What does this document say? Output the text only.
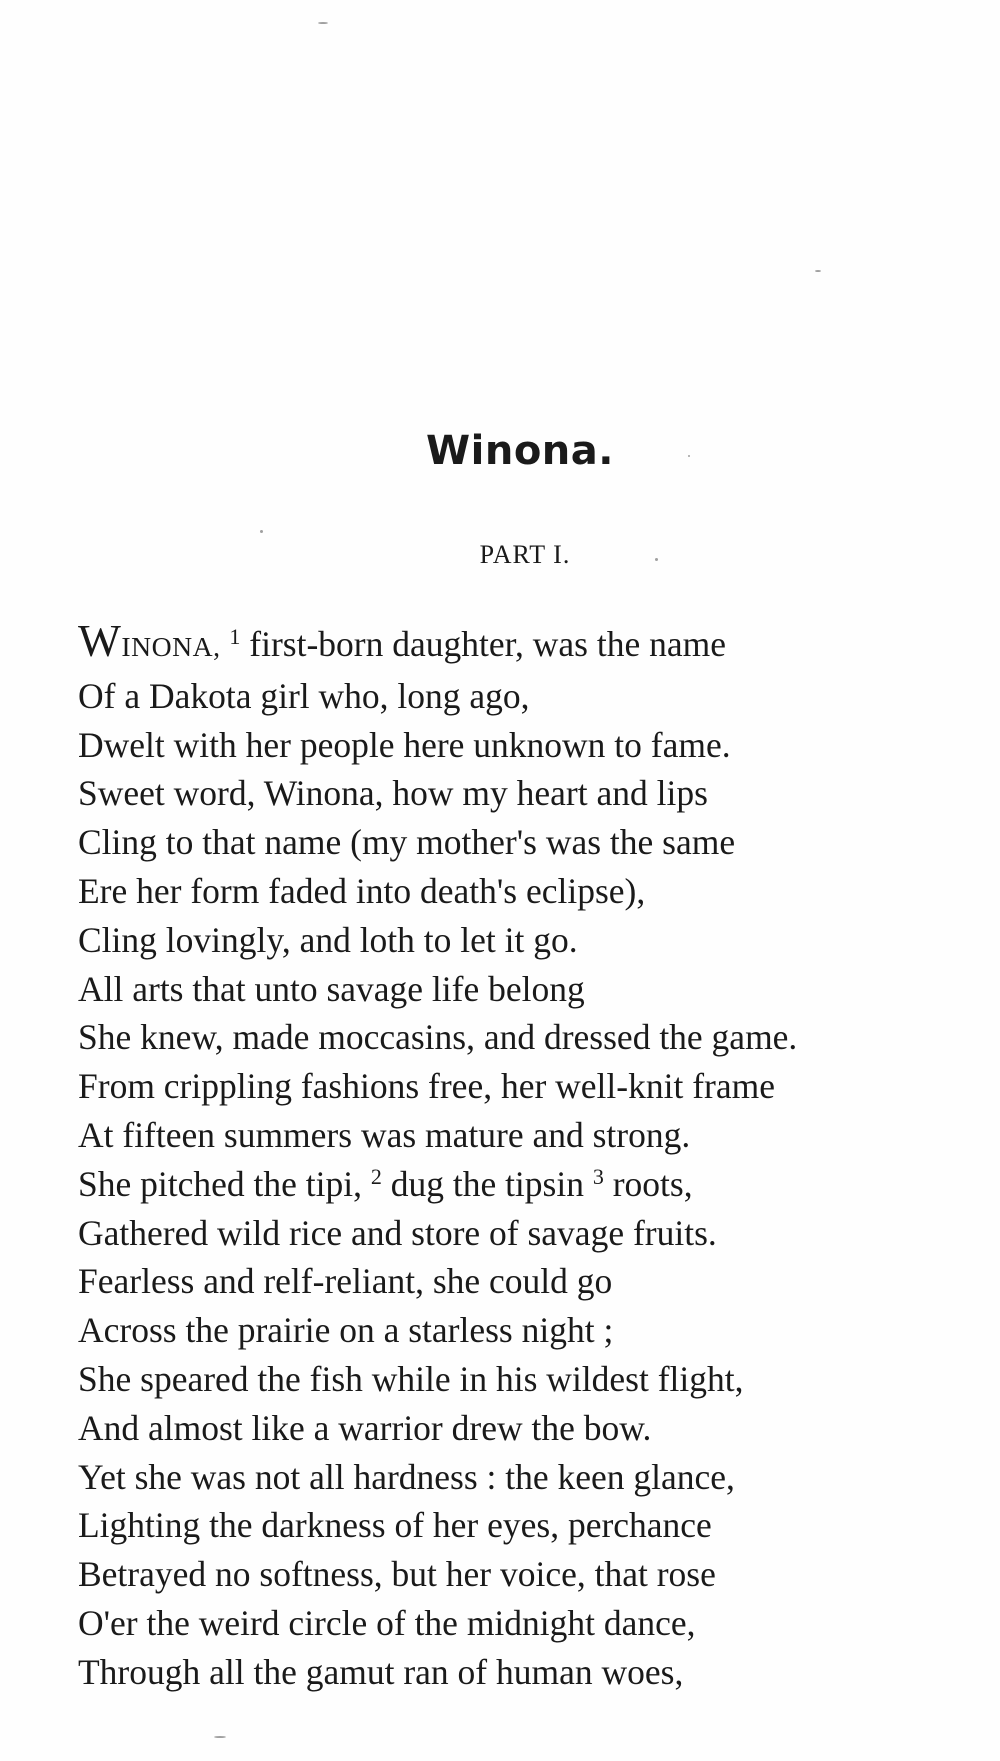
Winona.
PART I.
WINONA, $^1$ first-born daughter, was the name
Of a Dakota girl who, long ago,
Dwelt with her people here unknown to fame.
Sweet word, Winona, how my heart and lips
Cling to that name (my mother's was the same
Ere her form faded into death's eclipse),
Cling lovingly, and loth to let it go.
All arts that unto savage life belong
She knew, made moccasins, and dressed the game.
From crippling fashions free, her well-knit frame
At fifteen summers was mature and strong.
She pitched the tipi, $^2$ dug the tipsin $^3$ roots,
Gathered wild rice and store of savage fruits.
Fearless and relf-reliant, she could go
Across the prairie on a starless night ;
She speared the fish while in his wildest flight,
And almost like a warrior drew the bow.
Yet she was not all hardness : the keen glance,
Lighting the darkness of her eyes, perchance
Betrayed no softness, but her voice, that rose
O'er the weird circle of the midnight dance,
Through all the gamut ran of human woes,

- [THE REQUEST]: Return the records exactly. Don't carry the pictures over.

- [RESULT FOR THIS EXERCISE]:
What does this document say? Output the text only.
Winona.
PART I.
WINONA, $^1$ first-born daughter, was the name
Of a Dakota girl who, long ago,
Dwelt with her people here unknown to fame.
Sweet word, Winona, how my heart and lips
Cling to that name (my mother's was the same
Ere her form faded into death's eclipse),
Cling lovingly, and loth to let it go.
All arts that unto savage life belong
She knew, made moccasins, and dressed the game.
From crippling fashions free, her well-knit frame
At fifteen summers was mature and strong.
She pitched the tipi, $^2$ dug the tipsin $^3$ roots,
Gathered wild rice and store of savage fruits.
Fearless and relf-reliant, she could go
Across the prairie on a starless night ;
She speared the fish while in his wildest flight,
And almost like a warrior drew the bow.
Yet she was not all hardness : the keen glance,
Lighting the darkness of her eyes, perchance
Betrayed no softness, but her voice, that rose
O'er the weird circle of the midnight dance,
Through all the gamut ran of human woes,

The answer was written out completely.